Dataset extract →
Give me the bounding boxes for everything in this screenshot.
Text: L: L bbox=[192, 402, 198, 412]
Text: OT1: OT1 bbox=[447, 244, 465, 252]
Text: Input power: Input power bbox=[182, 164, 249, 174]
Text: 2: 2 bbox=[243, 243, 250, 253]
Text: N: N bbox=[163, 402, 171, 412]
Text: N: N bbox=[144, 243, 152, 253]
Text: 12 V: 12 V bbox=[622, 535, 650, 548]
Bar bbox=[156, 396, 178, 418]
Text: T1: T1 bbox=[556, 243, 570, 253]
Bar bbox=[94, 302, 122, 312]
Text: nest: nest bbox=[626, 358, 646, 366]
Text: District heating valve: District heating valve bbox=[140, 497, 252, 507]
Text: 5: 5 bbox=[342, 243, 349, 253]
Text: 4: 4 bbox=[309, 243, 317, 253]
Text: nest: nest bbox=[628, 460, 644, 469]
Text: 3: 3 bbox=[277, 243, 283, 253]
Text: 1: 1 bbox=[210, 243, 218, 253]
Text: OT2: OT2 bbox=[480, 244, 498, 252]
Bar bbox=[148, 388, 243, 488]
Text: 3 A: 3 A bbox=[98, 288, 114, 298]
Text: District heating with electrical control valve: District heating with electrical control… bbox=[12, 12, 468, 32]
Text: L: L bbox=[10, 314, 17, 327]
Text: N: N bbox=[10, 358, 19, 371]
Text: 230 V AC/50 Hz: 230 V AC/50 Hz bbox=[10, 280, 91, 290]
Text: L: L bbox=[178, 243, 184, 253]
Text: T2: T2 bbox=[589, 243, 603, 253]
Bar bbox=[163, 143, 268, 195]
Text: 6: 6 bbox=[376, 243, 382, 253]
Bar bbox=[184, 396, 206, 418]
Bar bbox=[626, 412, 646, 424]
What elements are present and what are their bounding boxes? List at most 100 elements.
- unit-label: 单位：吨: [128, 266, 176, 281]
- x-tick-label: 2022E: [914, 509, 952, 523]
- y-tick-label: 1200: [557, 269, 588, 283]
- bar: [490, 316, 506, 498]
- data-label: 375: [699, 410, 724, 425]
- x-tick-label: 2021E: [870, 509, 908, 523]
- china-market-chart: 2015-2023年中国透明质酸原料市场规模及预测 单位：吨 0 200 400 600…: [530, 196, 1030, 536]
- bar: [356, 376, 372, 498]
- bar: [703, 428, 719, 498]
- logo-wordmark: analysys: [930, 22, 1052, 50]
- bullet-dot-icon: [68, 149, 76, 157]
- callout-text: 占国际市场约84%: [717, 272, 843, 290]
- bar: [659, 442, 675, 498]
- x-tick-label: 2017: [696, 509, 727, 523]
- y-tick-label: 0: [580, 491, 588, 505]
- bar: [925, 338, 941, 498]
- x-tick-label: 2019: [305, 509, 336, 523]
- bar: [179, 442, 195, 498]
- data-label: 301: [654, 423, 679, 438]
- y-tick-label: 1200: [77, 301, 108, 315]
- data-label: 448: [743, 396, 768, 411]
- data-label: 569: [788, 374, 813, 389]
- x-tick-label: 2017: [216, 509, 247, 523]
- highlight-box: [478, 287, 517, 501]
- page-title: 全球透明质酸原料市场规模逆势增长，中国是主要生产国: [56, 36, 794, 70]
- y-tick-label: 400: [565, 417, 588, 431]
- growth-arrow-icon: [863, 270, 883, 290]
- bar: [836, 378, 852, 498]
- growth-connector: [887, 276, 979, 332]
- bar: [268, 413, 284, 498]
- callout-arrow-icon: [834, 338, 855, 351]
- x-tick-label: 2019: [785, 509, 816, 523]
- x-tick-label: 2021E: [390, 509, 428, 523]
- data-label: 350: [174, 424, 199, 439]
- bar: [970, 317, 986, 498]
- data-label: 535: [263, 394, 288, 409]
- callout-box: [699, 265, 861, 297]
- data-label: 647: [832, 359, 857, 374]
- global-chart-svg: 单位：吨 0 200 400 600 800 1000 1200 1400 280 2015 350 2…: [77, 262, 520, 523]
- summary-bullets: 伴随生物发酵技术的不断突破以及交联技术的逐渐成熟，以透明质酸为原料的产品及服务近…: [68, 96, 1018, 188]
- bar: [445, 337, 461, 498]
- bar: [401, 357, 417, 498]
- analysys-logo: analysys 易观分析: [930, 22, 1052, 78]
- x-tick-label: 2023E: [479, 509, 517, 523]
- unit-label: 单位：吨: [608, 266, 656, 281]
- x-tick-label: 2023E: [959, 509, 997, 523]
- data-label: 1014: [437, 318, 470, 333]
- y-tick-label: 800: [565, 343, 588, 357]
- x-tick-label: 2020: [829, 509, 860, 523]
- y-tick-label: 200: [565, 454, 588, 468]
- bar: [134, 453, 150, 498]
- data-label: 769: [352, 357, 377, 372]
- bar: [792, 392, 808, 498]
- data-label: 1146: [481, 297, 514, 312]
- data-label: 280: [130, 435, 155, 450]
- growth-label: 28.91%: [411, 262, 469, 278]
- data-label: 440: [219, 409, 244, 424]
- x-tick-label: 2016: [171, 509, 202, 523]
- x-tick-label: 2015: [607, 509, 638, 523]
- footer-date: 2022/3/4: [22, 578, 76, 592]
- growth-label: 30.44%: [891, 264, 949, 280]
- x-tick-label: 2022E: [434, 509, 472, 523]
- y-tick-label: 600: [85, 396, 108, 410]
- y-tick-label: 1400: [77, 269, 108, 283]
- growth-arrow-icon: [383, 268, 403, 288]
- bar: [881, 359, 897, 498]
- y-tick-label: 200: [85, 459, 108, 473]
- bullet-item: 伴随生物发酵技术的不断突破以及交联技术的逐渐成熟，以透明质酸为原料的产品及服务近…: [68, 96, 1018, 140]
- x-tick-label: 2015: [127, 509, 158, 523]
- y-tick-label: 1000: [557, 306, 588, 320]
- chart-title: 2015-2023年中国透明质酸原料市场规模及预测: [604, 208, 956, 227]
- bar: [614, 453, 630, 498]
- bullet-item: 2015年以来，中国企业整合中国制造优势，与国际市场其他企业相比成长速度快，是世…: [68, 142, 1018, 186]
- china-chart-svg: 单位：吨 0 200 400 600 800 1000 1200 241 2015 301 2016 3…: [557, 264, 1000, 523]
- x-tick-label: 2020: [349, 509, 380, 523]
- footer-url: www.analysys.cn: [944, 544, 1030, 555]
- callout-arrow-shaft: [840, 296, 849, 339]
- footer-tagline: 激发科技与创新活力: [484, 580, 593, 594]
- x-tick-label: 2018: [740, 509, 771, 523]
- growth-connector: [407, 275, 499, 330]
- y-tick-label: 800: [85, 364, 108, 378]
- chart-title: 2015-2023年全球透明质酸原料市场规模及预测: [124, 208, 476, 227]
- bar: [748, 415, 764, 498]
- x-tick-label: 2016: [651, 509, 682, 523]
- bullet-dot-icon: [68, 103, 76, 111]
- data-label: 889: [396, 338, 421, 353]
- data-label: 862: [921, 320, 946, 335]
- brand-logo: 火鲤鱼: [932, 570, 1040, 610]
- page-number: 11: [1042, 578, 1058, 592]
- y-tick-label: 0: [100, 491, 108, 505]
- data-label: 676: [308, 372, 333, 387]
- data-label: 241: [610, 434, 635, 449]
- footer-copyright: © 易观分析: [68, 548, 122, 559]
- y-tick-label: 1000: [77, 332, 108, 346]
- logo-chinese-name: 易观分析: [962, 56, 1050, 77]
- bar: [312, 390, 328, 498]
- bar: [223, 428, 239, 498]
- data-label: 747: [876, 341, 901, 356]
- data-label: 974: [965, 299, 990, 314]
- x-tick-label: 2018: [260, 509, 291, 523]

Exercise → Reproduce every line of the records above verbatim, from first to last.

Solution to this problem →
Give me the bounding boxes for everything in this screenshot.
Text: L: L bbox=[192, 402, 198, 412]
Text: OT1: OT1 bbox=[447, 244, 465, 252]
Text: Input power: Input power bbox=[182, 164, 249, 174]
Text: 2: 2 bbox=[243, 243, 250, 253]
Text: N: N bbox=[163, 402, 171, 412]
Text: N: N bbox=[144, 243, 152, 253]
Text: 12 V: 12 V bbox=[622, 535, 650, 548]
Bar bbox=[156, 396, 178, 418]
Text: T1: T1 bbox=[556, 243, 570, 253]
Bar bbox=[94, 302, 122, 312]
Text: nest: nest bbox=[626, 358, 646, 366]
Text: District heating valve: District heating valve bbox=[140, 497, 252, 507]
Text: 5: 5 bbox=[342, 243, 349, 253]
Text: 4: 4 bbox=[309, 243, 317, 253]
Text: nest: nest bbox=[628, 460, 644, 469]
Text: 3: 3 bbox=[277, 243, 283, 253]
Text: 1: 1 bbox=[210, 243, 218, 253]
Text: OT2: OT2 bbox=[480, 244, 498, 252]
Bar bbox=[148, 388, 243, 488]
Text: 3 A: 3 A bbox=[98, 288, 114, 298]
Text: District heating with electrical control valve: District heating with electrical control… bbox=[12, 12, 468, 32]
Text: L: L bbox=[10, 314, 17, 327]
Text: N: N bbox=[10, 358, 19, 371]
Text: 230 V AC/50 Hz: 230 V AC/50 Hz bbox=[10, 280, 91, 290]
Text: L: L bbox=[178, 243, 184, 253]
Text: T2: T2 bbox=[589, 243, 603, 253]
Bar bbox=[163, 143, 268, 195]
Text: 6: 6 bbox=[376, 243, 382, 253]
Bar bbox=[184, 396, 206, 418]
Bar bbox=[626, 412, 646, 424]
What elements are present and what are their bounding boxes? List at most 100 elements.
- unit-label: 单位：吨: [128, 266, 176, 281]
- x-tick-label: 2022E: [914, 509, 952, 523]
- y-tick-label: 1200: [557, 269, 588, 283]
- bar: [490, 316, 506, 498]
- data-label: 375: [699, 410, 724, 425]
- x-tick-label: 2021E: [870, 509, 908, 523]
- china-market-chart: 2015-2023年中国透明质酸原料市场规模及预测 单位：吨 0 200 400 600…: [530, 196, 1030, 536]
- bar: [356, 376, 372, 498]
- bar: [703, 428, 719, 498]
- logo-wordmark: analysys: [930, 22, 1052, 50]
- bullet-dot-icon: [68, 149, 76, 157]
- callout-text: 占国际市场约84%: [717, 272, 843, 290]
- bar: [659, 442, 675, 498]
- x-tick-label: 2017: [696, 509, 727, 523]
- y-tick-label: 0: [580, 491, 588, 505]
- bar: [925, 338, 941, 498]
- x-tick-label: 2019: [305, 509, 336, 523]
- bar: [179, 442, 195, 498]
- data-label: 301: [654, 423, 679, 438]
- y-tick-label: 1200: [77, 301, 108, 315]
- data-label: 448: [743, 396, 768, 411]
- data-label: 569: [788, 374, 813, 389]
- x-tick-label: 2017: [216, 509, 247, 523]
- highlight-box: [478, 287, 517, 501]
- page-title: 全球透明质酸原料市场规模逆势增长，中国是主要生产国: [56, 36, 794, 70]
- y-tick-label: 400: [565, 417, 588, 431]
- growth-arrow-icon: [863, 270, 883, 290]
- bar: [836, 378, 852, 498]
- growth-connector: [887, 276, 979, 332]
- bar: [268, 413, 284, 498]
- callout-arrow-icon: [834, 338, 855, 351]
- x-tick-label: 2019: [785, 509, 816, 523]
- x-tick-label: 2021E: [390, 509, 428, 523]
- data-label: 350: [174, 424, 199, 439]
- bar: [970, 317, 986, 498]
- data-label: 535: [263, 394, 288, 409]
- callout-box: [699, 265, 861, 297]
- data-label: 647: [832, 359, 857, 374]
- global-chart-svg: 单位：吨 0 200 400 600 800 1000 1200 1400 280 2015 350 2…: [77, 262, 520, 523]
- summary-bullets: 伴随生物发酵技术的不断突破以及交联技术的逐渐成熟，以透明质酸为原料的产品及服务近…: [68, 96, 1018, 188]
- bar: [445, 337, 461, 498]
- bar: [401, 357, 417, 498]
- analysys-logo: analysys 易观分析: [930, 22, 1052, 78]
- x-tick-label: 2023E: [479, 509, 517, 523]
- unit-label: 单位：吨: [608, 266, 656, 281]
- x-tick-label: 2023E: [959, 509, 997, 523]
- data-label: 1014: [437, 318, 470, 333]
- y-tick-label: 800: [565, 343, 588, 357]
- x-tick-label: 2020: [829, 509, 860, 523]
- y-tick-label: 200: [565, 454, 588, 468]
- bar: [134, 453, 150, 498]
- data-label: 769: [352, 357, 377, 372]
- bar: [792, 392, 808, 498]
- data-label: 1146: [481, 297, 514, 312]
- data-label: 280: [130, 435, 155, 450]
- growth-label: 28.91%: [411, 262, 469, 278]
- data-label: 440: [219, 409, 244, 424]
- x-tick-label: 2016: [171, 509, 202, 523]
- x-tick-label: 2015: [607, 509, 638, 523]
- footer-date: 2022/3/4: [22, 578, 76, 592]
- growth-label: 30.44%: [891, 264, 949, 280]
- x-tick-label: 2022E: [434, 509, 472, 523]
- y-tick-label: 600: [85, 396, 108, 410]
- y-tick-label: 1400: [77, 269, 108, 283]
- growth-arrow-icon: [383, 268, 403, 288]
- bar: [881, 359, 897, 498]
- y-tick-label: 200: [85, 459, 108, 473]
- bullet-item: 伴随生物发酵技术的不断突破以及交联技术的逐渐成熟，以透明质酸为原料的产品及服务近…: [68, 96, 1018, 140]
- x-tick-label: 2015: [127, 509, 158, 523]
- y-tick-label: 1000: [557, 306, 588, 320]
- chart-title: 2015-2023年中国透明质酸原料市场规模及预测: [604, 208, 956, 227]
- bar: [614, 453, 630, 498]
- bullet-item: 2015年以来，中国企业整合中国制造优势，与国际市场其他企业相比成长速度快，是世…: [68, 142, 1018, 186]
- china-chart-svg: 单位：吨 0 200 400 600 800 1000 1200 241 2015 301 2016 3…: [557, 264, 1000, 523]
- x-tick-label: 2020: [349, 509, 380, 523]
- footer-url: www.analysys.cn: [944, 544, 1030, 555]
- callout-arrow-shaft: [840, 296, 849, 339]
- footer-tagline: 激发科技与创新活力: [484, 580, 593, 594]
- x-tick-label: 2018: [740, 509, 771, 523]
- growth-connector: [407, 275, 499, 330]
- y-tick-label: 800: [85, 364, 108, 378]
- chart-title: 2015-2023年全球透明质酸原料市场规模及预测: [124, 208, 476, 227]
- bar: [748, 415, 764, 498]
- x-tick-label: 2016: [651, 509, 682, 523]
- bullet-dot-icon: [68, 103, 76, 111]
- data-label: 889: [396, 338, 421, 353]
- data-label: 862: [921, 320, 946, 335]
- brand-logo: 火鲤鱼: [932, 570, 1040, 610]
- page-number: 11: [1042, 578, 1058, 592]
- y-tick-label: 0: [100, 491, 108, 505]
- data-label: 676: [308, 372, 333, 387]
- data-label: 241: [610, 434, 635, 449]
- footer-copyright: © 易观分析: [68, 548, 122, 559]
- y-tick-label: 1000: [77, 332, 108, 346]
- logo-chinese-name: 易观分析: [962, 56, 1050, 77]
- bar: [312, 390, 328, 498]
- bar: [223, 428, 239, 498]
- data-label: 747: [876, 341, 901, 356]
- data-label: 974: [965, 299, 990, 314]
- x-tick-label: 2018: [260, 509, 291, 523]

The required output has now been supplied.